> **Exercise instructions**
In the post on geometry in computers, which company makes Cosmic Blobs?

> **Exercise text**
____________________

Monday, December 26, 2005

Geometry in computers

I think that the computer is a great tool to ease understanding/solving of geometry problems. Going one step further, I suppose a lot of problems solved by current computer solutions could be improved by a more realistic 3d interface. Just think of the difference between and Google Earth. Similarly, Microsoft improved their map service with bird's eye view pictures, and it really makes a huge difference.

Today, computer systems using 3d are mainly CAD systems for engineering, 3d animations and content creation tools. "Normal" users can not do anything geometry related, usually one needs to learn quite a lot before one can use such an animation tools like those from Alias, Softimage, not to speak about the CAD systems.
Initiatives like Cosmic Blobs are really interesting. This software from SolidWorks is a 3d graphics and animation tools designed for kids. All operations are simple, intuitive enough that a simple child should be able to use them. If such tools will be available in the mainstream animation and modeling software packages, much more content creators will find their way to create interesting content -- not only those who learned all the cumbersome technical terms and tools in today's modeling tools.

____________________

> **Information supplied**
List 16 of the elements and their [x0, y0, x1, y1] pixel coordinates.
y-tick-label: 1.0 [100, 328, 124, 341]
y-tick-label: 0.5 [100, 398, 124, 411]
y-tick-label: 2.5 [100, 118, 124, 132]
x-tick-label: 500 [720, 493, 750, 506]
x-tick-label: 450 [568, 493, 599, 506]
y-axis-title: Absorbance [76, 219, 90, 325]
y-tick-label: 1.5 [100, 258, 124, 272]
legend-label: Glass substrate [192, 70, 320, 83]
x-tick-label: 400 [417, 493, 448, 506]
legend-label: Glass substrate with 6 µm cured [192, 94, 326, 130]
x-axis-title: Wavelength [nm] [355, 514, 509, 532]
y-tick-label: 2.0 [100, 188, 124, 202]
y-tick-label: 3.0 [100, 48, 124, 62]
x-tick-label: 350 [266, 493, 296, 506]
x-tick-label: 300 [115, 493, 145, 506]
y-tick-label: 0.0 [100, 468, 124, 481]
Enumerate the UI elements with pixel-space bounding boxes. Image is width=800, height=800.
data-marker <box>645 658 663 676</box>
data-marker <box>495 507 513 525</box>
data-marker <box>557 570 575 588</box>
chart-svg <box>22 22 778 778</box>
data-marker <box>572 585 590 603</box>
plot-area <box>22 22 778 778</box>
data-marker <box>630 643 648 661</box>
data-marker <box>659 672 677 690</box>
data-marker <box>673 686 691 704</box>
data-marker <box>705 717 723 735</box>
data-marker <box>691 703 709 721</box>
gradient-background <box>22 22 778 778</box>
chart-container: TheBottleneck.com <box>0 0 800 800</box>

____________________

> **Response below**
SolidWorks